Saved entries

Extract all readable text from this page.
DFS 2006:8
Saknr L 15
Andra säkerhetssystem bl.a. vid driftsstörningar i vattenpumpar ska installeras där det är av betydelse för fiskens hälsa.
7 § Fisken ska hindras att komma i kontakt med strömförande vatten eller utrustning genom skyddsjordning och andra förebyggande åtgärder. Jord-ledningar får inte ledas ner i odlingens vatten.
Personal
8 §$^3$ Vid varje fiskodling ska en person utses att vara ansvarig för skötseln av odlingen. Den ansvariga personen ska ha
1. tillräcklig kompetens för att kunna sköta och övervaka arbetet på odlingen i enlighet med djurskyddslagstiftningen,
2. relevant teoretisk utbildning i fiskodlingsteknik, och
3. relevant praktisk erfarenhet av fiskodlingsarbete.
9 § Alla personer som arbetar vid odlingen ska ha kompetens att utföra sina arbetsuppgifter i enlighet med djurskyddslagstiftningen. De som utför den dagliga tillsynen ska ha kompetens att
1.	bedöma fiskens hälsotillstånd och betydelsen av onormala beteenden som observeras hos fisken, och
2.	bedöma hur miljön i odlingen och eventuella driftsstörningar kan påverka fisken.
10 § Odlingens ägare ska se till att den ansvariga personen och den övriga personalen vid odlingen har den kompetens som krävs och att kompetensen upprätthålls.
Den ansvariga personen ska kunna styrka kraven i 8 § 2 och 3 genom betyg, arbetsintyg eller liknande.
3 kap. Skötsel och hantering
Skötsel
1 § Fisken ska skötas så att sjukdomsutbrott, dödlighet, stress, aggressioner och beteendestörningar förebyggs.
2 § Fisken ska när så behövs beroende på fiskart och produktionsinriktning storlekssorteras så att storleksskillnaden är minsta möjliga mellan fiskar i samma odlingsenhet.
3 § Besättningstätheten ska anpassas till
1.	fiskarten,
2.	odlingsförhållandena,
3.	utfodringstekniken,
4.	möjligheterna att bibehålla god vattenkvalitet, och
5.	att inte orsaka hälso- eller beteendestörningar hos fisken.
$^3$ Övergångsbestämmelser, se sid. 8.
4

→ **Task prompt**: All of the records above are to be returned exactly as they stand.

→ **Solved problem**:
Extract all readable text from this page.
DFS 2006:8
Saknr L 15
Andra säkerhetssystem bl.a. vid driftsstörningar i vattenpumpar ska installeras där det är av betydelse för fiskens hälsa.
7 § Fisken ska hindras att komma i kontakt med strömförande vatten eller utrustning genom skyddsjordning och andra förebyggande åtgärder. Jord-ledningar får inte ledas ner i odlingens vatten.
Personal
8 §$^3$ Vid varje fiskodling ska en person utses att vara ansvarig för skötseln av odlingen. Den ansvariga personen ska ha
1. tillräcklig kompetens för att kunna sköta och övervaka arbetet på odlingen i enlighet med djurskyddslagstiftningen,
2. relevant teoretisk utbildning i fiskodlingsteknik, och
3. relevant praktisk erfarenhet av fiskodlingsarbete.
9 § Alla personer som arbetar vid odlingen ska ha kompetens att utföra sina arbetsuppgifter i enlighet med djurskyddslagstiftningen. De som utför den dagliga tillsynen ska ha kompetens att
1.	bedöma fiskens hälsotillstånd och betydelsen av onormala beteenden som observeras hos fisken, och
2.	bedöma hur miljön i odlingen och eventuella driftsstörningar kan påverka fisken.
10 § Odlingens ägare ska se till att den ansvariga personen och den övriga personalen vid odlingen har den kompetens som krävs och att kompetensen upprätthålls.
Den ansvariga personen ska kunna styrka kraven i 8 § 2 och 3 genom betyg, arbetsintyg eller liknande.
3 kap. Skötsel och hantering
Skötsel
1 § Fisken ska skötas så att sjukdomsutbrott, dödlighet, stress, aggressioner och beteendestörningar förebyggs.
2 § Fisken ska när så behövs beroende på fiskart och produktionsinriktning storlekssorteras så att storleksskillnaden är minsta möjliga mellan fiskar i samma odlingsenhet.
3 § Besättningstätheten ska anpassas till
1.	fiskarten,
2.	odlingsförhållandena,
3.	utfodringstekniken,
4.	möjligheterna att bibehålla god vattenkvalitet, och
5.	att inte orsaka hälso- eller beteendestörningar hos fisken.
$^3$ Övergångsbestämmelser, se sid. 8.
4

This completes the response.